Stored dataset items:
▬▬▬▬▬▬▬▬▬▬

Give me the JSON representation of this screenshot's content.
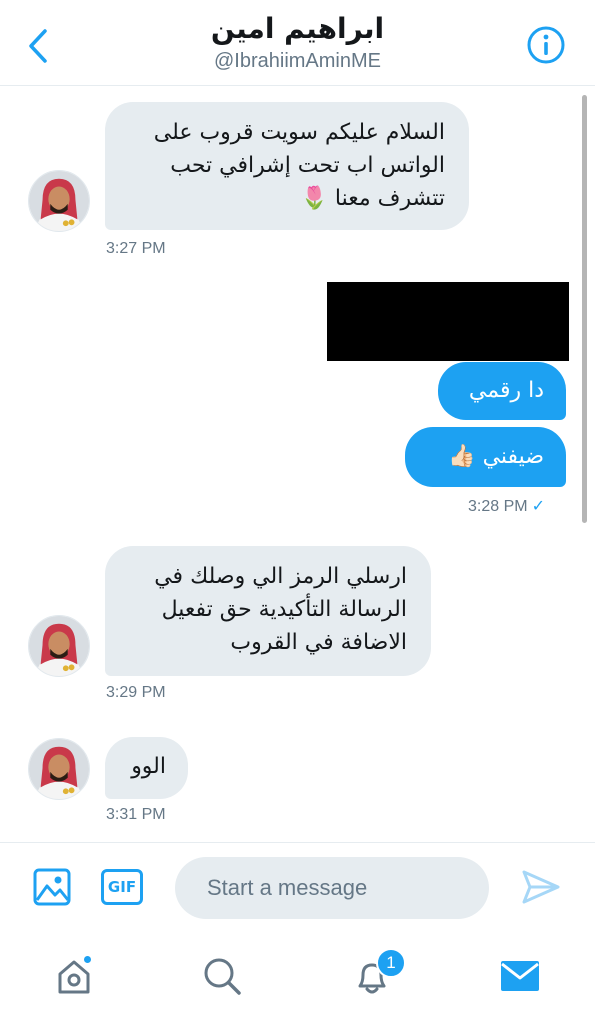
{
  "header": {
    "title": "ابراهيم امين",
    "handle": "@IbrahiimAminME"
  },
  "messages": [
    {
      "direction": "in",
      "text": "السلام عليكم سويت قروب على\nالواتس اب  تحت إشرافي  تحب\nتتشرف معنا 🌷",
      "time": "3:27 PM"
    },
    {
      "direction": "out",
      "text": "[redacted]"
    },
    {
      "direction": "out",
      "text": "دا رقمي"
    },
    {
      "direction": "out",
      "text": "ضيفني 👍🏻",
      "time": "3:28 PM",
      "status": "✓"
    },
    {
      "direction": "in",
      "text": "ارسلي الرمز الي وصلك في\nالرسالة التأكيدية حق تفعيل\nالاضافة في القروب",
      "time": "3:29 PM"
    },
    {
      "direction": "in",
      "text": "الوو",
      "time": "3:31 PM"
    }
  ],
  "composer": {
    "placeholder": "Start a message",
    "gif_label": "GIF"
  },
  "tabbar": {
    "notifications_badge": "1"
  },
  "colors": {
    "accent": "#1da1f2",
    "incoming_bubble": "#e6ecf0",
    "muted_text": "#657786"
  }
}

▬▬▬▬▬▬▬▬▬▬

Return to the listing above and set it down exactly, leaving out its pictures.

Give me the JSON representation of this screenshot's content.
{
  "header": {
    "title": "ابراهيم امين",
    "handle": "@IbrahiimAminME"
  },
  "messages": [
    {
      "direction": "in",
      "text": "السلام عليكم سويت قروب على\nالواتس اب  تحت إشرافي  تحب\nتتشرف معنا 🌷",
      "time": "3:27 PM"
    },
    {
      "direction": "out",
      "text": "[redacted]"
    },
    {
      "direction": "out",
      "text": "دا رقمي"
    },
    {
      "direction": "out",
      "text": "ضيفني 👍🏻",
      "time": "3:28 PM",
      "status": "✓"
    },
    {
      "direction": "in",
      "text": "ارسلي الرمز الي وصلك في\nالرسالة التأكيدية حق تفعيل\nالاضافة في القروب",
      "time": "3:29 PM"
    },
    {
      "direction": "in",
      "text": "الوو",
      "time": "3:31 PM"
    }
  ],
  "composer": {
    "placeholder": "Start a message",
    "gif_label": "GIF"
  },
  "tabbar": {
    "notifications_badge": "1"
  },
  "colors": {
    "accent": "#1da1f2",
    "incoming_bubble": "#e6ecf0",
    "muted_text": "#657786"
  }
}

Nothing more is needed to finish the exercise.